#### [MATERIALS PROVIDED]
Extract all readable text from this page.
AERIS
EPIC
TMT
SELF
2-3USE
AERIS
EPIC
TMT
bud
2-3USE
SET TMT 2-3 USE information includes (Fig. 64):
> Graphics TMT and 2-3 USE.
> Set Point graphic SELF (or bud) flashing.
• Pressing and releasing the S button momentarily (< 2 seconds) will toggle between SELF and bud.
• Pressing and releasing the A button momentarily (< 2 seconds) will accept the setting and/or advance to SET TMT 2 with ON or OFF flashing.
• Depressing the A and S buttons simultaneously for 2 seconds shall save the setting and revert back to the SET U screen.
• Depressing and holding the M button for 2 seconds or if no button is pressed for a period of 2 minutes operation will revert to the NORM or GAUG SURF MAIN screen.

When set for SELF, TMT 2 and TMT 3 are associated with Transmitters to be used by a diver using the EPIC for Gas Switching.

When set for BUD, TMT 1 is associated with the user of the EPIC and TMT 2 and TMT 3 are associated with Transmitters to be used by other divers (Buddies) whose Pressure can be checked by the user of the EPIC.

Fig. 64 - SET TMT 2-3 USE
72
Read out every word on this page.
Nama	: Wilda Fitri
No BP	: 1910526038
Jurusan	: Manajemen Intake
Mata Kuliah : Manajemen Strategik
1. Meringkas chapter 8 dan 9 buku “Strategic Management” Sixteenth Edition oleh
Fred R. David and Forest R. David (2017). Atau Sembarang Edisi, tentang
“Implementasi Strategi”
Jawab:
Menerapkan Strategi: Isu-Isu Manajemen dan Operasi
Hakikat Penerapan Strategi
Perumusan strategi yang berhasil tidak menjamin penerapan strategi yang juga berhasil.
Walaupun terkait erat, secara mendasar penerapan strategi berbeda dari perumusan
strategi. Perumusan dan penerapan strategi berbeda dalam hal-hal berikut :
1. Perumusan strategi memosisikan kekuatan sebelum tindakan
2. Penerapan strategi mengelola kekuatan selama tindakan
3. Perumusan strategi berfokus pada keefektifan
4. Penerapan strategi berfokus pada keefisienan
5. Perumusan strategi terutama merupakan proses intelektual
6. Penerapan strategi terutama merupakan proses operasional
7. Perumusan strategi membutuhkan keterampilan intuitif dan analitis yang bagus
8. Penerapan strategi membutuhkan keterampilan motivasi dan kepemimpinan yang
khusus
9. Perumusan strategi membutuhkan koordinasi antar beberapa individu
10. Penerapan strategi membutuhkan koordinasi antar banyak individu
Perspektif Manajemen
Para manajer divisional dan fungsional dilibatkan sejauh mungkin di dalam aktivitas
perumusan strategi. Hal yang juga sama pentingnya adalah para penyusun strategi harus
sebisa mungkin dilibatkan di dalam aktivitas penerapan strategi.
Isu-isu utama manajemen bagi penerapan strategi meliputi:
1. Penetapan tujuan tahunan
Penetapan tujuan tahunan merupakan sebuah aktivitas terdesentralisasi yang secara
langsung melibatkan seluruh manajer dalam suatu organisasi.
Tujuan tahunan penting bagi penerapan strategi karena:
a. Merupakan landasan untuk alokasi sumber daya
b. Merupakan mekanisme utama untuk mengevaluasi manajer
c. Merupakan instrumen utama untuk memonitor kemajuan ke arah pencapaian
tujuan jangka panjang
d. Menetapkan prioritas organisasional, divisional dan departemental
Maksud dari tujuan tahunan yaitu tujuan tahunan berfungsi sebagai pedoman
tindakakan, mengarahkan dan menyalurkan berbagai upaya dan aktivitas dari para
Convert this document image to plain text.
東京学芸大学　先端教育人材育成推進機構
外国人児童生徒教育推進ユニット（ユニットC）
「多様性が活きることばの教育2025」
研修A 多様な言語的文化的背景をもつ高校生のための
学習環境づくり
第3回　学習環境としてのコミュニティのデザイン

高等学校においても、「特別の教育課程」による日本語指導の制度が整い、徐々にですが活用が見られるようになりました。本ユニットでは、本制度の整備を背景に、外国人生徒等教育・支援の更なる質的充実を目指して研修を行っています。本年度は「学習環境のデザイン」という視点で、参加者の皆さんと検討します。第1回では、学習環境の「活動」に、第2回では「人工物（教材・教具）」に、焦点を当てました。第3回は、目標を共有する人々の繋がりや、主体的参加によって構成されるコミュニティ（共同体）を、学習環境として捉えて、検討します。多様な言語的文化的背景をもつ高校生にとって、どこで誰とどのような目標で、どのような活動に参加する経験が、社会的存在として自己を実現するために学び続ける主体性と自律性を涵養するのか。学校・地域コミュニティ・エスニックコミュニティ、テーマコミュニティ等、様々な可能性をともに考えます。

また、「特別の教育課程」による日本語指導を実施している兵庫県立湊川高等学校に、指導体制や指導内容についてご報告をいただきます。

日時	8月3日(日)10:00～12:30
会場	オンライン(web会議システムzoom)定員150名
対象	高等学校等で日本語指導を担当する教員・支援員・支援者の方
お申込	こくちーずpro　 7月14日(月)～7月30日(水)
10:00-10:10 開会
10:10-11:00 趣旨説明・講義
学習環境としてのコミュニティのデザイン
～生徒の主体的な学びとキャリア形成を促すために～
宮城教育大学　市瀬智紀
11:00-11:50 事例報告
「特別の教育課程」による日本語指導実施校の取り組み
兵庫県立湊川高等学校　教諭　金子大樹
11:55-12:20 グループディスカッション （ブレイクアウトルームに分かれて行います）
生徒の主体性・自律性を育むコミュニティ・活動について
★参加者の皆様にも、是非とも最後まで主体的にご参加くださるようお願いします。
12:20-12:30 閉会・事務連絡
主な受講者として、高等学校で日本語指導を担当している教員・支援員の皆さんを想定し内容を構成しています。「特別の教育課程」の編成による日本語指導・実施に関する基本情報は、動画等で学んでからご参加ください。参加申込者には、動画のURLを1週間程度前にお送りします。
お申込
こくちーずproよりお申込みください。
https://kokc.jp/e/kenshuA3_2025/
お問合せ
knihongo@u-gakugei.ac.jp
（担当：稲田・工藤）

#### [SET PROBLEM]
Extract the complete data, matching each line exactly.

#### [CORRECT RESULT]
Extract all readable text from this page.
AERIS
EPIC
TMT
SELF
2-3USE
AERIS
EPIC
TMT
bud
2-3USE
SET TMT 2-3 USE information includes (Fig. 64):
> Graphics TMT and 2-3 USE.
> Set Point graphic SELF (or bud) flashing.
• Pressing and releasing the S button momentarily (< 2 seconds) will toggle between SELF and bud.
• Pressing and releasing the A button momentarily (< 2 seconds) will accept the setting and/or advance to SET TMT 2 with ON or OFF flashing.
• Depressing the A and S buttons simultaneously for 2 seconds shall save the setting and revert back to the SET U screen.
• Depressing and holding the M button for 2 seconds or if no button is pressed for a period of 2 minutes operation will revert to the NORM or GAUG SURF MAIN screen.

When set for SELF, TMT 2 and TMT 3 are associated with Transmitters to be used by a diver using the EPIC for Gas Switching.

When set for BUD, TMT 1 is associated with the user of the EPIC and TMT 2 and TMT 3 are associated with Transmitters to be used by other divers (Buddies) whose Pressure can be checked by the user of the EPIC.

Fig. 64 - SET TMT 2-3 USE
72
Read out every word on this page.
Nama	: Wilda Fitri
No BP	: 1910526038
Jurusan	: Manajemen Intake
Mata Kuliah : Manajemen Strategik
1. Meringkas chapter 8 dan 9 buku “Strategic Management” Sixteenth Edition oleh
Fred R. David and Forest R. David (2017). Atau Sembarang Edisi, tentang
“Implementasi Strategi”
Jawab:
Menerapkan Strategi: Isu-Isu Manajemen dan Operasi
Hakikat Penerapan Strategi
Perumusan strategi yang berhasil tidak menjamin penerapan strategi yang juga berhasil.
Walaupun terkait erat, secara mendasar penerapan strategi berbeda dari perumusan
strategi. Perumusan dan penerapan strategi berbeda dalam hal-hal berikut :
1. Perumusan strategi memosisikan kekuatan sebelum tindakan
2. Penerapan strategi mengelola kekuatan selama tindakan
3. Perumusan strategi berfokus pada keefektifan
4. Penerapan strategi berfokus pada keefisienan
5. Perumusan strategi terutama merupakan proses intelektual
6. Penerapan strategi terutama merupakan proses operasional
7. Perumusan strategi membutuhkan keterampilan intuitif dan analitis yang bagus
8. Penerapan strategi membutuhkan keterampilan motivasi dan kepemimpinan yang
khusus
9. Perumusan strategi membutuhkan koordinasi antar beberapa individu
10. Penerapan strategi membutuhkan koordinasi antar banyak individu
Perspektif Manajemen
Para manajer divisional dan fungsional dilibatkan sejauh mungkin di dalam aktivitas
perumusan strategi. Hal yang juga sama pentingnya adalah para penyusun strategi harus
sebisa mungkin dilibatkan di dalam aktivitas penerapan strategi.
Isu-isu utama manajemen bagi penerapan strategi meliputi:
1. Penetapan tujuan tahunan
Penetapan tujuan tahunan merupakan sebuah aktivitas terdesentralisasi yang secara
langsung melibatkan seluruh manajer dalam suatu organisasi.
Tujuan tahunan penting bagi penerapan strategi karena:
a. Merupakan landasan untuk alokasi sumber daya
b. Merupakan mekanisme utama untuk mengevaluasi manajer
c. Merupakan instrumen utama untuk memonitor kemajuan ke arah pencapaian
tujuan jangka panjang
d. Menetapkan prioritas organisasional, divisional dan departemental
Maksud dari tujuan tahunan yaitu tujuan tahunan berfungsi sebagai pedoman
tindakakan, mengarahkan dan menyalurkan berbagai upaya dan aktivitas dari para
Convert this document image to plain text.
東京学芸大学　先端教育人材育成推進機構
外国人児童生徒教育推進ユニット（ユニットC）
「多様性が活きることばの教育2025」
研修A 多様な言語的文化的背景をもつ高校生のための
学習環境づくり
第3回　学習環境としてのコミュニティのデザイン

高等学校においても、「特別の教育課程」による日本語指導の制度が整い、徐々にですが活用が見られるようになりました。本ユニットでは、本制度の整備を背景に、外国人生徒等教育・支援の更なる質的充実を目指して研修を行っています。本年度は「学習環境のデザイン」という視点で、参加者の皆さんと検討します。第1回では、学習環境の「活動」に、第2回では「人工物（教材・教具）」に、焦点を当てました。第3回は、目標を共有する人々の繋がりや、主体的参加によって構成されるコミュニティ（共同体）を、学習環境として捉えて、検討します。多様な言語的文化的背景をもつ高校生にとって、どこで誰とどのような目標で、どのような活動に参加する経験が、社会的存在として自己を実現するために学び続ける主体性と自律性を涵養するのか。学校・地域コミュニティ・エスニックコミュニティ、テーマコミュニティ等、様々な可能性をともに考えます。

また、「特別の教育課程」による日本語指導を実施している兵庫県立湊川高等学校に、指導体制や指導内容についてご報告をいただきます。

日時	8月3日(日)10:00～12:30
会場	オンライン(web会議システムzoom)定員150名
対象	高等学校等で日本語指導を担当する教員・支援員・支援者の方
お申込	こくちーずpro　 7月14日(月)～7月30日(水)
10:00-10:10 開会
10:10-11:00 趣旨説明・講義
学習環境としてのコミュニティのデザイン
～生徒の主体的な学びとキャリア形成を促すために～
宮城教育大学　市瀬智紀
11:00-11:50 事例報告
「特別の教育課程」による日本語指導実施校の取り組み
兵庫県立湊川高等学校　教諭　金子大樹
11:55-12:20 グループディスカッション （ブレイクアウトルームに分かれて行います）
生徒の主体性・自律性を育むコミュニティ・活動について
★参加者の皆様にも、是非とも最後まで主体的にご参加くださるようお願いします。
12:20-12:30 閉会・事務連絡
主な受講者として、高等学校で日本語指導を担当している教員・支援員の皆さんを想定し内容を構成しています。「特別の教育課程」の編成による日本語指導・実施に関する基本情報は、動画等で学んでからご参加ください。参加申込者には、動画のURLを1週間程度前にお送りします。
お申込
こくちーずproよりお申込みください。
https://kokc.jp/e/kenshuA3_2025/
お問合せ
knihongo@u-gakugei.ac.jp
（担当：稲田・工藤）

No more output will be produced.